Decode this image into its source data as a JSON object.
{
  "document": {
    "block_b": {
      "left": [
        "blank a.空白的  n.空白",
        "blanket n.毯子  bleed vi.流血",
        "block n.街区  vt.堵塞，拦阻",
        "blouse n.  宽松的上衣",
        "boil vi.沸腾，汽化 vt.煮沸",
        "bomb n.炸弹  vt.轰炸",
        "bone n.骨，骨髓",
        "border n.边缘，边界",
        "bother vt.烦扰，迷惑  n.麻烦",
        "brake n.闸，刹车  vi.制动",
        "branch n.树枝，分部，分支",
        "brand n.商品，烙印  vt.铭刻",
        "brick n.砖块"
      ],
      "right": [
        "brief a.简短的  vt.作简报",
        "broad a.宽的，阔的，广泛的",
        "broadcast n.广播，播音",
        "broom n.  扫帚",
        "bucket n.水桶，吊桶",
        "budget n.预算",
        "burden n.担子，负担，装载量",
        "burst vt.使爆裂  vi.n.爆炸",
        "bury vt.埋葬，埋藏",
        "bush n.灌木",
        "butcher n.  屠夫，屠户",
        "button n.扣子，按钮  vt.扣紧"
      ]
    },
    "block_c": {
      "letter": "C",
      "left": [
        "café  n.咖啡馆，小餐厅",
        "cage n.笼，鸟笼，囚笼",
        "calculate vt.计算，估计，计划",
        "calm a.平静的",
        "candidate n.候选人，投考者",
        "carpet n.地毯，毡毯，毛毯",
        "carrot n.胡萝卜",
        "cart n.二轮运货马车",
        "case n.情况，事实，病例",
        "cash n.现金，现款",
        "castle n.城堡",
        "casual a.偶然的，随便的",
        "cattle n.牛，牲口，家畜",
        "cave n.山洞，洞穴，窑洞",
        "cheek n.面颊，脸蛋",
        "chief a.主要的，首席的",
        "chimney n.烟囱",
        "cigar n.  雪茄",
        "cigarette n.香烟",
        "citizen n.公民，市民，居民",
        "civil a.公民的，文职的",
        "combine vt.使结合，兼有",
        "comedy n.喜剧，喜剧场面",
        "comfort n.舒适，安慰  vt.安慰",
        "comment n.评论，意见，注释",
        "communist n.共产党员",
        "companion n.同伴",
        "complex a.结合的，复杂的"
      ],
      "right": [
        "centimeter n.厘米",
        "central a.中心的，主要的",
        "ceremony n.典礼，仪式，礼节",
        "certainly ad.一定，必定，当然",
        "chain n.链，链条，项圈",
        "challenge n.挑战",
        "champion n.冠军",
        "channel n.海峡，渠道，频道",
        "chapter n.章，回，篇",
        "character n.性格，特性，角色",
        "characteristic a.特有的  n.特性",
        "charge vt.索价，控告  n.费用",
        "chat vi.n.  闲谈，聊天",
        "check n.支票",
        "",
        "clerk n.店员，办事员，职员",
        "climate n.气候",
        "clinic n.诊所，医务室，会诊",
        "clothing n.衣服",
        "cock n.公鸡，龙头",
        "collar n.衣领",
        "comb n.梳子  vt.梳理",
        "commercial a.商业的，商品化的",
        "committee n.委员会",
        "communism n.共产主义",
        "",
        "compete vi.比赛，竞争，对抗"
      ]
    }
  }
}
---*---
EXERCISE DIRECTIONS ▸ Exactly as written above, please repeat the entries.

THE REPLY ▸
Decode this image into its source data as a JSON object.
{
  "document": {
    "block_b": {
      "left": [
        "blank a.空白的  n.空白",
        "blanket n.毯子  bleed vi.流血",
        "block n.街区  vt.堵塞，拦阻",
        "blouse n.  宽松的上衣",
        "boil vi.沸腾，汽化 vt.煮沸",
        "bomb n.炸弹  vt.轰炸",
        "bone n.骨，骨髓",
        "border n.边缘，边界",
        "bother vt.烦扰，迷惑  n.麻烦",
        "brake n.闸，刹车  vi.制动",
        "branch n.树枝，分部，分支",
        "brand n.商品，烙印  vt.铭刻",
        "brick n.砖块"
      ],
      "right": [
        "brief a.简短的  vt.作简报",
        "broad a.宽的，阔的，广泛的",
        "broadcast n.广播，播音",
        "broom n.  扫帚",
        "bucket n.水桶，吊桶",
        "budget n.预算",
        "burden n.担子，负担，装载量",
        "burst vt.使爆裂  vi.n.爆炸",
        "bury vt.埋葬，埋藏",
        "bush n.灌木",
        "butcher n.  屠夫，屠户",
        "button n.扣子，按钮  vt.扣紧"
      ]
    },
    "block_c": {
      "letter": "C",
      "left": [
        "café  n.咖啡馆，小餐厅",
        "cage n.笼，鸟笼，囚笼",
        "calculate vt.计算，估计，计划",
        "calm a.平静的",
        "candidate n.候选人，投考者",
        "carpet n.地毯，毡毯，毛毯",
        "carrot n.胡萝卜",
        "cart n.二轮运货马车",
        "case n.情况，事实，病例",
        "cash n.现金，现款",
        "castle n.城堡",
        "casual a.偶然的，随便的",
        "cattle n.牛，牲口，家畜",
        "cave n.山洞，洞穴，窑洞",
        "cheek n.面颊，脸蛋",
        "chief a.主要的，首席的",
        "chimney n.烟囱",
        "cigar n.  雪茄",
        "cigarette n.香烟",
        "citizen n.公民，市民，居民",
        "civil a.公民的，文职的",
        "combine vt.使结合，兼有",
        "comedy n.喜剧，喜剧场面",
        "comfort n.舒适，安慰  vt.安慰",
        "comment n.评论，意见，注释",
        "communist n.共产党员",
        "companion n.同伴",
        "complex a.结合的，复杂的"
      ],
      "right": [
        "centimeter n.厘米",
        "central a.中心的，主要的",
        "ceremony n.典礼，仪式，礼节",
        "certainly ad.一定，必定，当然",
        "chain n.链，链条，项圈",
        "challenge n.挑战",
        "champion n.冠军",
        "channel n.海峡，渠道，频道",
        "chapter n.章，回，篇",
        "character n.性格，特性，角色",
        "characteristic a.特有的  n.特性",
        "charge vt.索价，控告  n.费用",
        "chat vi.n.  闲谈，聊天",
        "check n.支票",
        "",
        "clerk n.店员，办事员，职员",
        "climate n.气候",
        "clinic n.诊所，医务室，会诊",
        "clothing n.衣服",
        "cock n.公鸡，龙头",
        "collar n.衣领",
        "comb n.梳子  vt.梳理",
        "commercial a.商业的，商品化的",
        "committee n.委员会",
        "communism n.共产主义",
        "",
        "compete vi.比赛，竞争，对抗"
      ]
    }
  }
}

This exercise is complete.